Given information →
::::::::
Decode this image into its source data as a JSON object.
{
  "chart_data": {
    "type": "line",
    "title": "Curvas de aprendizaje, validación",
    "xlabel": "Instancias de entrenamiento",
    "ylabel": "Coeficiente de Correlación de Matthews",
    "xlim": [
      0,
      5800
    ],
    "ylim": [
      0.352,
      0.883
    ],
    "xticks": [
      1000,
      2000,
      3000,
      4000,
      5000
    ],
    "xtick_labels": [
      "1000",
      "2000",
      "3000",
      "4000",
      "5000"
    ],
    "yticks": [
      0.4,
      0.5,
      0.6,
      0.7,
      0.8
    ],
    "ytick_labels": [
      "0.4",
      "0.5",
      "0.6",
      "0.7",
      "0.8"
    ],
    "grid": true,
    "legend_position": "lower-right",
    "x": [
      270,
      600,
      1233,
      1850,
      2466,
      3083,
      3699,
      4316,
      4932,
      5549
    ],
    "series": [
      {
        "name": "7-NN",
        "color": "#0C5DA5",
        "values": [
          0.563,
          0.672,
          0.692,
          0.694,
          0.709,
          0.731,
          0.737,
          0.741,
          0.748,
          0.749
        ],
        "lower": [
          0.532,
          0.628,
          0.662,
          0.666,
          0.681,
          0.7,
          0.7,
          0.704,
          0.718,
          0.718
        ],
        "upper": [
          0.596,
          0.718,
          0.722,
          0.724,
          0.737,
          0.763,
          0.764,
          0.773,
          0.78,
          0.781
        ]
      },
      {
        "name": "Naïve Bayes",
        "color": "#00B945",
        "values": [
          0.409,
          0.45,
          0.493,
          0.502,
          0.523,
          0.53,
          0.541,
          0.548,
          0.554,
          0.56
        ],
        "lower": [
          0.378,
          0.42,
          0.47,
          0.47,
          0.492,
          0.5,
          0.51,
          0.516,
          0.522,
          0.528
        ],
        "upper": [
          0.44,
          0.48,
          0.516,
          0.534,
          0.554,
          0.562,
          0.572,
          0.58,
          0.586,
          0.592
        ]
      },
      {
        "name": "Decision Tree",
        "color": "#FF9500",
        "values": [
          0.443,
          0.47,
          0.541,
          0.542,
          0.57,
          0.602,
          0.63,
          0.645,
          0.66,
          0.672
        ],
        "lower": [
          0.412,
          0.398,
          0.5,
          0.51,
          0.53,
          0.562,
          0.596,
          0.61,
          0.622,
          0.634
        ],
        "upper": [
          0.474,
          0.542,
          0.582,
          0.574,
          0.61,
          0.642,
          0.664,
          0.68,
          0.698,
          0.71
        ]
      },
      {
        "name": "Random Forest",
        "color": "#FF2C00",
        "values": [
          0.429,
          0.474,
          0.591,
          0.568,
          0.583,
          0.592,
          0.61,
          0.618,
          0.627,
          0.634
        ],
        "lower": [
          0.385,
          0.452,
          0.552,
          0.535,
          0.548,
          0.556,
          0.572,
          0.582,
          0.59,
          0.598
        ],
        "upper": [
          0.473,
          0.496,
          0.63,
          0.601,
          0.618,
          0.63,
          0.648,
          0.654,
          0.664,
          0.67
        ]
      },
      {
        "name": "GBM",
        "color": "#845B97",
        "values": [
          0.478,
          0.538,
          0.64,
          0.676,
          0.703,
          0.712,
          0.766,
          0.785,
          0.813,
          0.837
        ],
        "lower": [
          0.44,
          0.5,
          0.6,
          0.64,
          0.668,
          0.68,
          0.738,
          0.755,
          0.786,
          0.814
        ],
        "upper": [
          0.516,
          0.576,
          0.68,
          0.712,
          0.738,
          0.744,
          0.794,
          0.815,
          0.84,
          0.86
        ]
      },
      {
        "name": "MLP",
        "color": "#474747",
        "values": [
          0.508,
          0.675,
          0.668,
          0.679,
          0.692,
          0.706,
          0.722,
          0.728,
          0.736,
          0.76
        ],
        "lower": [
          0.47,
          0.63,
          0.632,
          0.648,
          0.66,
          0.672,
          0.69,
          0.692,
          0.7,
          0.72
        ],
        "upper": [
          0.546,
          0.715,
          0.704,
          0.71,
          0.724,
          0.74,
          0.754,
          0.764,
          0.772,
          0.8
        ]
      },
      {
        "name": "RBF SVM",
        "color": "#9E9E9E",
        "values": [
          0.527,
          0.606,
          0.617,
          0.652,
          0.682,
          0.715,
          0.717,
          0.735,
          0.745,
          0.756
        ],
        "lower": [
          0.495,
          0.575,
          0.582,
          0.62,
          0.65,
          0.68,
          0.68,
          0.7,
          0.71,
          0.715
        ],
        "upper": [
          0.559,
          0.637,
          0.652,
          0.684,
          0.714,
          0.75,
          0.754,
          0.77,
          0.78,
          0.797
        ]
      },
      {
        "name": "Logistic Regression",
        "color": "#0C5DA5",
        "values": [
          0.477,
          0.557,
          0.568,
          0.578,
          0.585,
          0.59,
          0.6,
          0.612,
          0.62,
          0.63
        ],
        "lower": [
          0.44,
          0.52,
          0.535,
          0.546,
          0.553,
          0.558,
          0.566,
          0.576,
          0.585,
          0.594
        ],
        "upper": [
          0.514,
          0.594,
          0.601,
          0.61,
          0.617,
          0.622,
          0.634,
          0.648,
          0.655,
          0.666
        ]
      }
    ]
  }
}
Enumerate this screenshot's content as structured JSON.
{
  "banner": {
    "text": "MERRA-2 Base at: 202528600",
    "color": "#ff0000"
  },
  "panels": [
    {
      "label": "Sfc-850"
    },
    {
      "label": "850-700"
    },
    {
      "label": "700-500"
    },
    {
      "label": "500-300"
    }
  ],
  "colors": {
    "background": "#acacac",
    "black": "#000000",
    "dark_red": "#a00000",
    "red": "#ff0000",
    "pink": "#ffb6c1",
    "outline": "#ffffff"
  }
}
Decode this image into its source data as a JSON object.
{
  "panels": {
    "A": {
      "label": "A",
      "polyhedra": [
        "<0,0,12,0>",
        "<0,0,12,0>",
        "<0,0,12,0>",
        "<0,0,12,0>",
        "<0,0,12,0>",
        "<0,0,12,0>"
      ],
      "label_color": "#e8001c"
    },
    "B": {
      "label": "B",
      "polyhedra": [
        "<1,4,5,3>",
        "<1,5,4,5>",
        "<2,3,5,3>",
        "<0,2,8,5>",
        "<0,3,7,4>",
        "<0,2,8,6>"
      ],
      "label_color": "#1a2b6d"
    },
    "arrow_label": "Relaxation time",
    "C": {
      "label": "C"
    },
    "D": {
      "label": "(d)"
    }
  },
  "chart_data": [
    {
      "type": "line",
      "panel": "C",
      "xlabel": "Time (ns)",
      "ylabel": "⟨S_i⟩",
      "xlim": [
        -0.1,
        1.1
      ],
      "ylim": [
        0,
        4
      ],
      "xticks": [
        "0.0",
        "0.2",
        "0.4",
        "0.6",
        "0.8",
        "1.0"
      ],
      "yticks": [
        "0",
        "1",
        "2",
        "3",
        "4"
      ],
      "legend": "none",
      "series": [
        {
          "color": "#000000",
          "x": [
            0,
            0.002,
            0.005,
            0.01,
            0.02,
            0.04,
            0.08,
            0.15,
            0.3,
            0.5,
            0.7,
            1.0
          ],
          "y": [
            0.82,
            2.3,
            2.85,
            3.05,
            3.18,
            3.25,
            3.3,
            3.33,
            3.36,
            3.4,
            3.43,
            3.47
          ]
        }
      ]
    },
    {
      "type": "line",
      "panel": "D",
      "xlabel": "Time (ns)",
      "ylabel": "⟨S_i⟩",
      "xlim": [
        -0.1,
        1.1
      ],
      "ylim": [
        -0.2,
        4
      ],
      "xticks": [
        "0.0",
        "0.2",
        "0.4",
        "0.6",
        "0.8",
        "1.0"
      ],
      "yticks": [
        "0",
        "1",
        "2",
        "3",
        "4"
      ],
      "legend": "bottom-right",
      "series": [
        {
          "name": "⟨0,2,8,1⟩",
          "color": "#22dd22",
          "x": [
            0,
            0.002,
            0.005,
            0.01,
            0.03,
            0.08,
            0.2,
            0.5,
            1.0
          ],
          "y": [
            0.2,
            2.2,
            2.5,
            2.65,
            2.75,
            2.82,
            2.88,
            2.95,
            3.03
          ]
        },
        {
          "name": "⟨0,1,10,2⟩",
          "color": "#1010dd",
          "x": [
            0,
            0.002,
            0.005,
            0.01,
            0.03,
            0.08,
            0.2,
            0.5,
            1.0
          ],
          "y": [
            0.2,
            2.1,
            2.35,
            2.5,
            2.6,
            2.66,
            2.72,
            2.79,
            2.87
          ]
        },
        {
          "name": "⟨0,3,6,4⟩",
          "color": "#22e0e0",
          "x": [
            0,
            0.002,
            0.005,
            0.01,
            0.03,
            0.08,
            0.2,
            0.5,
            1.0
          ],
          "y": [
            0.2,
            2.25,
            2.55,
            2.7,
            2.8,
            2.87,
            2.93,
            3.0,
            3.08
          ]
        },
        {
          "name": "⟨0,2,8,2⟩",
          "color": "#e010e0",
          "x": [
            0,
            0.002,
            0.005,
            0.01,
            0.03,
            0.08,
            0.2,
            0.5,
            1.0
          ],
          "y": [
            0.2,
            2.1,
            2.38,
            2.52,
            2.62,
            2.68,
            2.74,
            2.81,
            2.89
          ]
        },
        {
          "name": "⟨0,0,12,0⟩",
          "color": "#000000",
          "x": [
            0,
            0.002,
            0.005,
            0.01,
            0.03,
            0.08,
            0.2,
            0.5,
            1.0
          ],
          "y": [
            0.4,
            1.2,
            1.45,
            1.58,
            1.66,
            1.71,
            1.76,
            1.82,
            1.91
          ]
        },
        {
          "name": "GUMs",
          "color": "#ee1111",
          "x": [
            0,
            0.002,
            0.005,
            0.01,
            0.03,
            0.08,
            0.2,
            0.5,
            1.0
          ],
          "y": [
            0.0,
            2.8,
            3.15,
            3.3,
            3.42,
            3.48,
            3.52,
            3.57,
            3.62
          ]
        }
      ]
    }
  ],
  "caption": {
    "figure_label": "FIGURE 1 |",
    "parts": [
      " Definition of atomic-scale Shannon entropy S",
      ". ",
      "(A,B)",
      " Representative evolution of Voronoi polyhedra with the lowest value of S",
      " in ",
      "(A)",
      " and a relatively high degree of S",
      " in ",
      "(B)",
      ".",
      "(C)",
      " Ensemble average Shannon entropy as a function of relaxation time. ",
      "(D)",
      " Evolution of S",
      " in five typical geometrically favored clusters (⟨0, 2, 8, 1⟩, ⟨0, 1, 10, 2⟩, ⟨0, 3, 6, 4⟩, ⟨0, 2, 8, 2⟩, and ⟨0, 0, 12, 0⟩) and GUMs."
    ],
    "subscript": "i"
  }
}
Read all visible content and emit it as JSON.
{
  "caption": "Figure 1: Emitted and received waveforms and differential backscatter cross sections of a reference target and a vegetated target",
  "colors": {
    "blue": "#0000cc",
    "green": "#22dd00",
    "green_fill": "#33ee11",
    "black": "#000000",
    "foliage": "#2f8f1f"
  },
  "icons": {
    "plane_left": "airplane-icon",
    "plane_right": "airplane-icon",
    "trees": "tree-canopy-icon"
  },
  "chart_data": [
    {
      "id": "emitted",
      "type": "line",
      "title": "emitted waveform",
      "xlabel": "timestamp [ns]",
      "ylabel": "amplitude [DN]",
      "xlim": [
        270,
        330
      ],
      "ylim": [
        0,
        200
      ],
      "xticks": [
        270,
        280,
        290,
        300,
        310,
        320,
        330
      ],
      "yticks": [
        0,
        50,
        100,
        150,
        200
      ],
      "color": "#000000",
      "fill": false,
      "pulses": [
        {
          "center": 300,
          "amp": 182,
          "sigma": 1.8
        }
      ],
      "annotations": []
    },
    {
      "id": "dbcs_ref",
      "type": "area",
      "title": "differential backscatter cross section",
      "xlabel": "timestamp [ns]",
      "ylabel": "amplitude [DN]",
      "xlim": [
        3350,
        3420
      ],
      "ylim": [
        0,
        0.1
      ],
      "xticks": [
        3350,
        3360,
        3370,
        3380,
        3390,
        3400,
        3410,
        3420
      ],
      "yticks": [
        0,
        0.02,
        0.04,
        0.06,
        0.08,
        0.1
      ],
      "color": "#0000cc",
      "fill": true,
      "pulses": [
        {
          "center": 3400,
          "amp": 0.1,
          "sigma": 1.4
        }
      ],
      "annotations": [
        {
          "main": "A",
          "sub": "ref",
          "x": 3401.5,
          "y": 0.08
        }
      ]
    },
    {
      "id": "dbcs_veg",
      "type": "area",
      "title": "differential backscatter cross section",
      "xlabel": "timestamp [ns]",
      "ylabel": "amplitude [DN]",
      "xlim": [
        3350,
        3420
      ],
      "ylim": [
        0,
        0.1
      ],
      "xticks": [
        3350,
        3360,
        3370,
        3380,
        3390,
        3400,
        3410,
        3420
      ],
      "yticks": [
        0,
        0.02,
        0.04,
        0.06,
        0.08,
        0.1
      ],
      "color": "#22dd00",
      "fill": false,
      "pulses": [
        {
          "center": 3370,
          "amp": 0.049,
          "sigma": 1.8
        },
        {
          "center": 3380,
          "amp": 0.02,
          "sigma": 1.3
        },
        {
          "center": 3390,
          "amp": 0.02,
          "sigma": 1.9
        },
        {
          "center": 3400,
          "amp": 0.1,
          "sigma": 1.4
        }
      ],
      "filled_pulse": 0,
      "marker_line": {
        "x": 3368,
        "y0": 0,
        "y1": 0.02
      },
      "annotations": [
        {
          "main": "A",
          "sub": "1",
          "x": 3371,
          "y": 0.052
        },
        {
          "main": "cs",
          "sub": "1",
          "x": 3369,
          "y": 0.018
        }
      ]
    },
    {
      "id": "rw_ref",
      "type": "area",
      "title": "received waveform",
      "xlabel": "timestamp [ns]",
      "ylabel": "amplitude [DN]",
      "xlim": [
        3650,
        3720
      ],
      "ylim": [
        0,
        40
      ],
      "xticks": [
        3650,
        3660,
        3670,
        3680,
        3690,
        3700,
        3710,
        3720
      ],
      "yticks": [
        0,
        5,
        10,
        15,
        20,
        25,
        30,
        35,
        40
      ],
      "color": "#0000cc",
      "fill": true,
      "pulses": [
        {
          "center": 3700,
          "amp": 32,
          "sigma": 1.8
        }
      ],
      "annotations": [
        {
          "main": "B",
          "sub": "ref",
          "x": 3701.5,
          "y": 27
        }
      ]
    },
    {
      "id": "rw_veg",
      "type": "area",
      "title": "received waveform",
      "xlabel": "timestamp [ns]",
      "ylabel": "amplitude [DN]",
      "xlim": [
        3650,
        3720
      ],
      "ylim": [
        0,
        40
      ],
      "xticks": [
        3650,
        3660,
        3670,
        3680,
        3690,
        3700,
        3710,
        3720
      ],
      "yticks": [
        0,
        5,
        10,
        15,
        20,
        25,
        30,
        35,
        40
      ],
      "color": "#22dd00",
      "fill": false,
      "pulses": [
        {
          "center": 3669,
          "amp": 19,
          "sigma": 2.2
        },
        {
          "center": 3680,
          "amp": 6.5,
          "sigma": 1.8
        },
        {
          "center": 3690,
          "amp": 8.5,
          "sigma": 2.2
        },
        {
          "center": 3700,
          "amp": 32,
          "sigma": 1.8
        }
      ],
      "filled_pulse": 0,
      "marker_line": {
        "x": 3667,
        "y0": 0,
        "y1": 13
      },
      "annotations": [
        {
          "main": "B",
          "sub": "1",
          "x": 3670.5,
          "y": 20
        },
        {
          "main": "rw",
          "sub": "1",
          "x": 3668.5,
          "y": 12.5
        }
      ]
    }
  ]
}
::::::::
What the exercise asks →
Identify and copy all lines with the word "caption".

Exercise result →
  "caption": {
  "caption": "Figure 1: Emitted and received waveforms and differential backscatter cross sections of a reference target and a vegetated target",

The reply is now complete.